→ GOAL: With the pictures omitted, write out the entries that follow exactly as they stand.

--- ENTRIES PROVIDED ---

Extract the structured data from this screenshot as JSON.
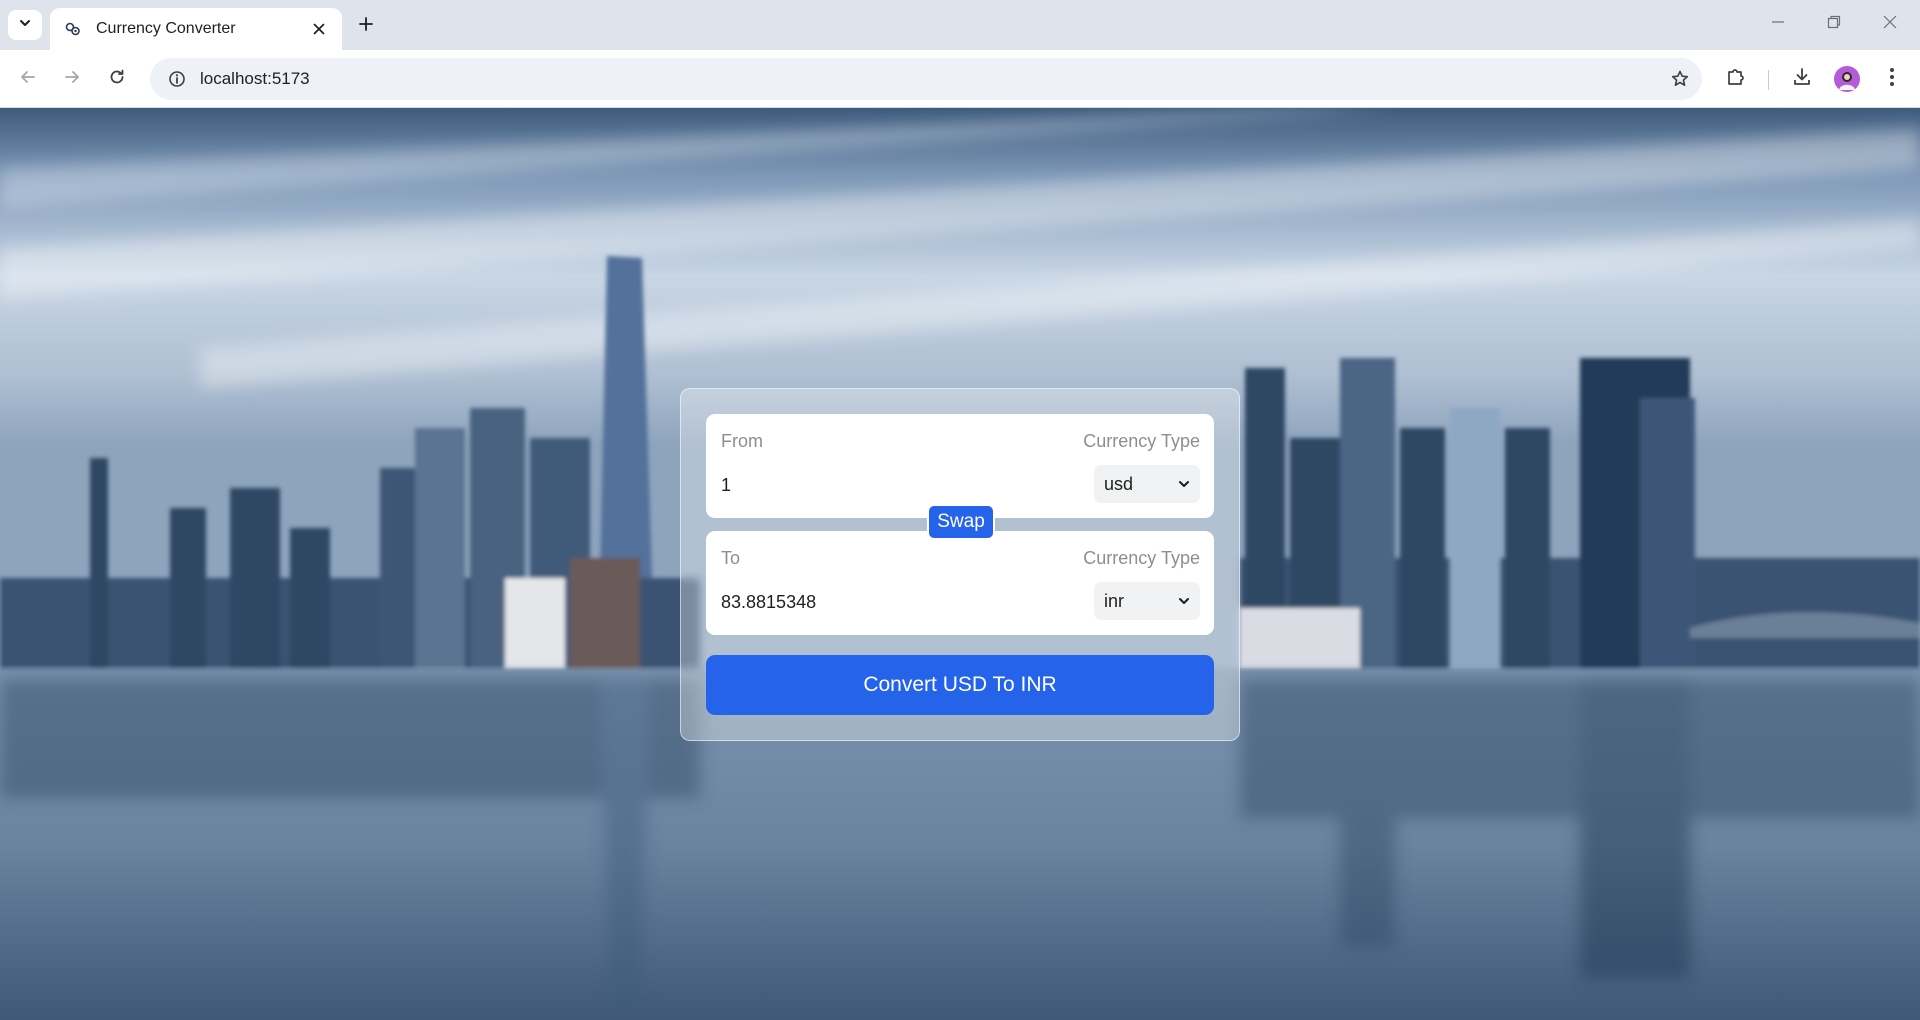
{
  "browser": {
    "tab_title": "Currency Converter",
    "url": "localhost:5173"
  },
  "converter": {
    "from": {
      "label": "From",
      "currency_type_label": "Currency Type",
      "amount": "1",
      "currency": "usd"
    },
    "swap_label": "Swap",
    "to": {
      "label": "To",
      "currency_type_label": "Currency Type",
      "amount": "83.8815348",
      "currency": "inr"
    },
    "convert_label": "Convert USD To INR"
  },
  "colors": {
    "accent": "#2563eb",
    "avatar": "#b65ad8"
  },
  "icons": [
    "tab-search-icon",
    "favicon-icon",
    "close-icon",
    "plus-icon",
    "minimize-icon",
    "restore-icon",
    "back-icon",
    "forward-icon",
    "reload-icon",
    "site-info-icon",
    "star-icon",
    "extensions-icon",
    "download-icon",
    "menu-icon",
    "chevron-down-icon"
  ]
}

---

→ SOLVED EXERCISE:
Extract the structured data from this screenshot as JSON.
{
  "browser": {
    "tab_title": "Currency Converter",
    "url": "localhost:5173"
  },
  "converter": {
    "from": {
      "label": "From",
      "currency_type_label": "Currency Type",
      "amount": "1",
      "currency": "usd"
    },
    "swap_label": "Swap",
    "to": {
      "label": "To",
      "currency_type_label": "Currency Type",
      "amount": "83.8815348",
      "currency": "inr"
    },
    "convert_label": "Convert USD To INR"
  },
  "colors": {
    "accent": "#2563eb",
    "avatar": "#b65ad8"
  },
  "icons": [
    "tab-search-icon",
    "favicon-icon",
    "close-icon",
    "plus-icon",
    "minimize-icon",
    "restore-icon",
    "back-icon",
    "forward-icon",
    "reload-icon",
    "site-info-icon",
    "star-icon",
    "extensions-icon",
    "download-icon",
    "menu-icon",
    "chevron-down-icon"
  ]
}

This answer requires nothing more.